## Written instruction:
Reproduce each line bearing the word "shortness".

Start Records for the task

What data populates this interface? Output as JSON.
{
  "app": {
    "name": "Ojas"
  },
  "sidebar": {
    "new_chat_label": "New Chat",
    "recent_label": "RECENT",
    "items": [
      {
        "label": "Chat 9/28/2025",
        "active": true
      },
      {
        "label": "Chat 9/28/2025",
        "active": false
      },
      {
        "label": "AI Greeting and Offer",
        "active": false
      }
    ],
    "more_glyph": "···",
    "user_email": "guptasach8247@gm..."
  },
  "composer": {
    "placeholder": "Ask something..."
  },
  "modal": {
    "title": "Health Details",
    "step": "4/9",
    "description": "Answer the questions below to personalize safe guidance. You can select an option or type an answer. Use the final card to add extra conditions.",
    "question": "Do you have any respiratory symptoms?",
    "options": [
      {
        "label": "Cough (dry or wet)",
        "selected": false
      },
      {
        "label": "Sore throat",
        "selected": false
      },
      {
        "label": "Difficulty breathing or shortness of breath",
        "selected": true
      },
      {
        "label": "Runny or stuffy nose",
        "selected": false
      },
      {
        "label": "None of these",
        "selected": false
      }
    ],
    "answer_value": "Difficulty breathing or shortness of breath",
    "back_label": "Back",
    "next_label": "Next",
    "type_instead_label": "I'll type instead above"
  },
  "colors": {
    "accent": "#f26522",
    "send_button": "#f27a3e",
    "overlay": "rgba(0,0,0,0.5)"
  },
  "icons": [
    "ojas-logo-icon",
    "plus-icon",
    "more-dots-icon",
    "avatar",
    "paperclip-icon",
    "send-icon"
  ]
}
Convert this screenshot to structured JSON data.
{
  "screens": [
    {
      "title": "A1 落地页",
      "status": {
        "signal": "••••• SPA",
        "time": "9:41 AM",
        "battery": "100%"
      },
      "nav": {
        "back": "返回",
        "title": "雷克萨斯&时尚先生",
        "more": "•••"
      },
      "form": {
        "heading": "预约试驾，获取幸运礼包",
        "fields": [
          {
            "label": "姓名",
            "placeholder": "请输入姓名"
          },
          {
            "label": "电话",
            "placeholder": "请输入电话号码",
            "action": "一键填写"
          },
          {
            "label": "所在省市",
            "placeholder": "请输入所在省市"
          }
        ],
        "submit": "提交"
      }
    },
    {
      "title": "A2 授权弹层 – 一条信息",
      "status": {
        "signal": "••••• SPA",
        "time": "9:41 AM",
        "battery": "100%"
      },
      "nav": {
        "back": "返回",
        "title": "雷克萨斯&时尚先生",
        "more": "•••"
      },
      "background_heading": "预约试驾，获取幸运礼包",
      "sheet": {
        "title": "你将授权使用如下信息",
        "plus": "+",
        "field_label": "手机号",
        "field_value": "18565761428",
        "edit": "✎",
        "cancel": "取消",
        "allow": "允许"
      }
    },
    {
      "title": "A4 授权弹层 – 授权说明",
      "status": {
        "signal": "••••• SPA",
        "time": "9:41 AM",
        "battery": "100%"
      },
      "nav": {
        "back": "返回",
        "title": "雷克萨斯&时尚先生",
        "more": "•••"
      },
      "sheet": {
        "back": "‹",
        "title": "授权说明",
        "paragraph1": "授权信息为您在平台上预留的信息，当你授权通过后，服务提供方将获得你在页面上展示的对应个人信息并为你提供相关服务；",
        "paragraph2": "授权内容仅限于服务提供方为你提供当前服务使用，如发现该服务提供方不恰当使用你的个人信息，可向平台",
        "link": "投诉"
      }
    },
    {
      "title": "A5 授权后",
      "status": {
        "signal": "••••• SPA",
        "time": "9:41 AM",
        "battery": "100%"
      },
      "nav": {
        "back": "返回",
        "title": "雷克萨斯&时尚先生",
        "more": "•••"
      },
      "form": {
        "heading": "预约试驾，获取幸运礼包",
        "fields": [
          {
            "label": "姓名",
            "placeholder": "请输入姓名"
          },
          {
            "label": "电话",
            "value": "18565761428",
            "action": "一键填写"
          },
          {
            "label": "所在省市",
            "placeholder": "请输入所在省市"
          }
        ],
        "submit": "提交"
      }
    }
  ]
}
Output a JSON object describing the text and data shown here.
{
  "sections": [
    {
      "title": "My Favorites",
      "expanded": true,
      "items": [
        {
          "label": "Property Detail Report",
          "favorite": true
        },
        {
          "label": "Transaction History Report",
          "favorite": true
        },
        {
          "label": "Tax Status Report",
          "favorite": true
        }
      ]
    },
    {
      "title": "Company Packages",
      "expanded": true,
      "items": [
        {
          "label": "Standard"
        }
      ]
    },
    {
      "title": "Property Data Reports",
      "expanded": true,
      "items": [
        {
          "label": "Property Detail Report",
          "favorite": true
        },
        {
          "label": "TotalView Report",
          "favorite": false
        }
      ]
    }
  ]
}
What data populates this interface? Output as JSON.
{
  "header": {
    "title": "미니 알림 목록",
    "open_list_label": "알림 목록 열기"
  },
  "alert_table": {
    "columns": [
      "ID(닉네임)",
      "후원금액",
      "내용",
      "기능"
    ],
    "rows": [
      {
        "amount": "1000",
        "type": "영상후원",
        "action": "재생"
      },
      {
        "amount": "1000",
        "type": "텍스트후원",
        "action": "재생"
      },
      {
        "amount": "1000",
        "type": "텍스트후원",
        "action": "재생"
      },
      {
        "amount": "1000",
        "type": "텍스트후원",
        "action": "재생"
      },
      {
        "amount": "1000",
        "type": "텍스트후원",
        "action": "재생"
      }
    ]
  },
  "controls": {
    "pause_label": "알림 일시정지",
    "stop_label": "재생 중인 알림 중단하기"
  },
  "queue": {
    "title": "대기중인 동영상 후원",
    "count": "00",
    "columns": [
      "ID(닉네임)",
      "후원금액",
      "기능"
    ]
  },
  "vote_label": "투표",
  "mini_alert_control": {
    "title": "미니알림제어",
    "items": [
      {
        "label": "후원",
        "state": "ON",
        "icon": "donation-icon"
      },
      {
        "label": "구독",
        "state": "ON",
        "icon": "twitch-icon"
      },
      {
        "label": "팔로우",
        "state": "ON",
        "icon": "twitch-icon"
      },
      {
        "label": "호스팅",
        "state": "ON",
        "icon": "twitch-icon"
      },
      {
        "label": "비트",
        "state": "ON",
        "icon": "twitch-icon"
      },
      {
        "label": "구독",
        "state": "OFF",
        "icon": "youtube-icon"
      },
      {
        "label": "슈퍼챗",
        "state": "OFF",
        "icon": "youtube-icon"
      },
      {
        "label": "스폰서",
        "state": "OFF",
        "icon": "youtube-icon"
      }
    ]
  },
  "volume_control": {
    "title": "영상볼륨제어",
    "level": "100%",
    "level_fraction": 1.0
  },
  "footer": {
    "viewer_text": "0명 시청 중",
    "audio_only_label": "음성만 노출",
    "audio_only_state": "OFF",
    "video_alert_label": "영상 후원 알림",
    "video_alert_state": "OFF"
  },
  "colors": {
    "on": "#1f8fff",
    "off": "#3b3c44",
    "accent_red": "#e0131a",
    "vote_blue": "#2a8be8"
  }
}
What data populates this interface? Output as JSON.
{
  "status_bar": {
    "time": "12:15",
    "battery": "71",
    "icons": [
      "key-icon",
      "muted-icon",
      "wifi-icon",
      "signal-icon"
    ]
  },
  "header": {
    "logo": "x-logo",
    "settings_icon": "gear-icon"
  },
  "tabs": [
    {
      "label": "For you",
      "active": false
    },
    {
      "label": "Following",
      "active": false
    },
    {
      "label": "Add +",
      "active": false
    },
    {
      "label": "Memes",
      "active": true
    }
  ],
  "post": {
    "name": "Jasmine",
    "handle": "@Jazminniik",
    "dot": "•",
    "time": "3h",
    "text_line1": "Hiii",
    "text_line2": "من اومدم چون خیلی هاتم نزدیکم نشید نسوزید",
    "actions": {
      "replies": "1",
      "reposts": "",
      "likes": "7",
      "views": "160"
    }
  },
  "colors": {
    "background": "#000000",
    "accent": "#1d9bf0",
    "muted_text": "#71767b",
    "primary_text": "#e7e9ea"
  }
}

End Records for the task

## Response below:
        "label": "Difficulty breathing or shortness of breath",
    "answer_value": "Difficulty breathing or shortness of breath",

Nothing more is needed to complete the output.